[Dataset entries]
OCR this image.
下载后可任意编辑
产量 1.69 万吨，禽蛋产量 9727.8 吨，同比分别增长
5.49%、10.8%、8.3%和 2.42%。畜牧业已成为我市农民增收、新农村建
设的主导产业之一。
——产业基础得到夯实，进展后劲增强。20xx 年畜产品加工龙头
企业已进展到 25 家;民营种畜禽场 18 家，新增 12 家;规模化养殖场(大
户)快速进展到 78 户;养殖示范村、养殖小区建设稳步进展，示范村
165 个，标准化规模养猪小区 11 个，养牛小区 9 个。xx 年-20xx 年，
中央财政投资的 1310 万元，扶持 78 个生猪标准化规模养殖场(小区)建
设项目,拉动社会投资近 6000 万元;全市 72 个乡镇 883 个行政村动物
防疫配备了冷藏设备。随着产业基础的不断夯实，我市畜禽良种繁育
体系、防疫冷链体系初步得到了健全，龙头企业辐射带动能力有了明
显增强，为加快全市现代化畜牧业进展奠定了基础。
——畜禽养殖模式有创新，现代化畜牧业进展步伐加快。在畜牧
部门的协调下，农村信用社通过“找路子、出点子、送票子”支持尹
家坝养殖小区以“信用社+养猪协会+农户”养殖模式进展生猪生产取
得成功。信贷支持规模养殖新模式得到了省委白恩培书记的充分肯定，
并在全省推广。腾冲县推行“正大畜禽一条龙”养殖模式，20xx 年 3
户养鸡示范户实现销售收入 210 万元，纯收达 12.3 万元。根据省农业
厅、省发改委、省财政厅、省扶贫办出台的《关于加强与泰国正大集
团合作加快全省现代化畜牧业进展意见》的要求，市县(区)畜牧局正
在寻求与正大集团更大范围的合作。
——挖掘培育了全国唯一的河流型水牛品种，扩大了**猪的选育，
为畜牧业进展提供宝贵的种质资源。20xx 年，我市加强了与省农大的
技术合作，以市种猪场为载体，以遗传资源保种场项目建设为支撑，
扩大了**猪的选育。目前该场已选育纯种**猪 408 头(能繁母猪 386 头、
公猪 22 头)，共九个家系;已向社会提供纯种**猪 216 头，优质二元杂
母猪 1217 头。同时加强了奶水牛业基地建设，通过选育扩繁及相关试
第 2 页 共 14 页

* * *

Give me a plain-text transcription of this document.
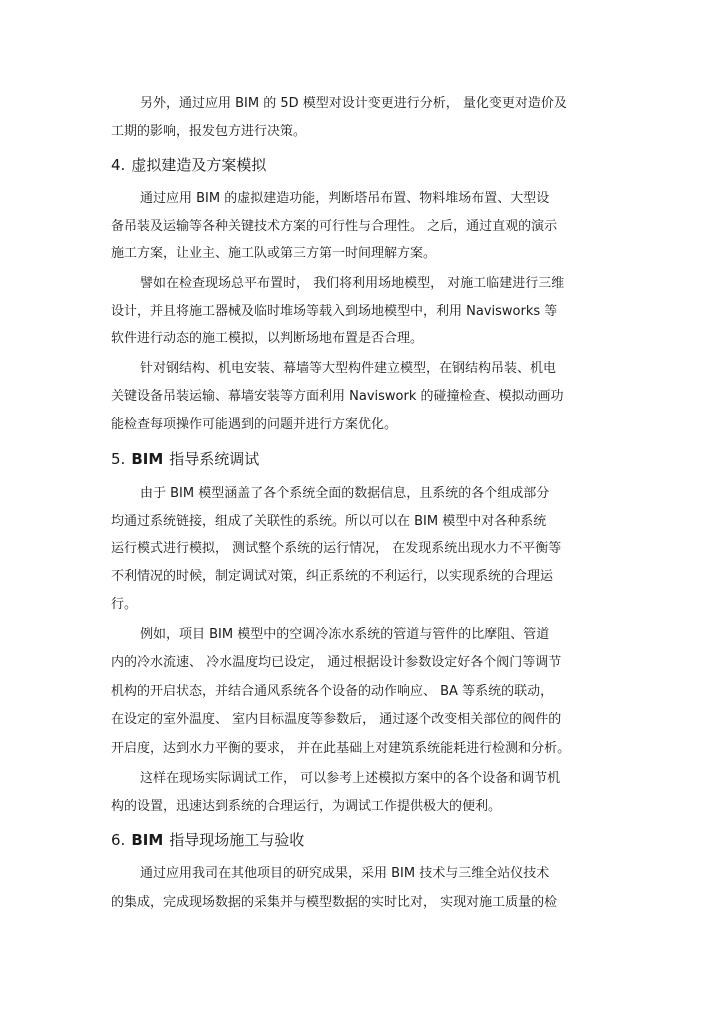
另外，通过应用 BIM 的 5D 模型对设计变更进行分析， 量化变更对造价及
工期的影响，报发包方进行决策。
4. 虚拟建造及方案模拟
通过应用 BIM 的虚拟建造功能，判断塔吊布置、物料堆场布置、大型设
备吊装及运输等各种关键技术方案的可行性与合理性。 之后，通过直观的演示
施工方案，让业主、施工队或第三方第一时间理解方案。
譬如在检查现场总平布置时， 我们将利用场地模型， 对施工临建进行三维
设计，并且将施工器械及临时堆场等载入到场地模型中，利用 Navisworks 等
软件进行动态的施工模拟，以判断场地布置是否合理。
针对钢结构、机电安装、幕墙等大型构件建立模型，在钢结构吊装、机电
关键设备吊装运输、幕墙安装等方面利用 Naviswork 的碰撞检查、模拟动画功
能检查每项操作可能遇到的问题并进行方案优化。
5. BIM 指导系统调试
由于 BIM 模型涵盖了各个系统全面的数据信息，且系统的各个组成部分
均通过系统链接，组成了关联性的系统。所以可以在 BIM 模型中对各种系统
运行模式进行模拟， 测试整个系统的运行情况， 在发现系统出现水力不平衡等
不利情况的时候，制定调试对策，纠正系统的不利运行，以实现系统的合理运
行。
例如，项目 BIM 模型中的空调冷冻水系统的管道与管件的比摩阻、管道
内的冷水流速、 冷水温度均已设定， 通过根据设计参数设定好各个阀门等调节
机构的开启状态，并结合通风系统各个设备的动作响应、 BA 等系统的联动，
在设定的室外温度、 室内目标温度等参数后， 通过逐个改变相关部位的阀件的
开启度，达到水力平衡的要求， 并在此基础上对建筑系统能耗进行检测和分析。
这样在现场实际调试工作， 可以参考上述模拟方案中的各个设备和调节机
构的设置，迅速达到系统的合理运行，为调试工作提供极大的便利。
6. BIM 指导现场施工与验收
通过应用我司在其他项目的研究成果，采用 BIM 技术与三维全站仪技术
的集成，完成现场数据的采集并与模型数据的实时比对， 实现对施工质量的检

## Task details
Look through the material above. Copy each line where the word "this" appears.

## Complete output
OCR this image.
Give me a plain-text transcription of this document.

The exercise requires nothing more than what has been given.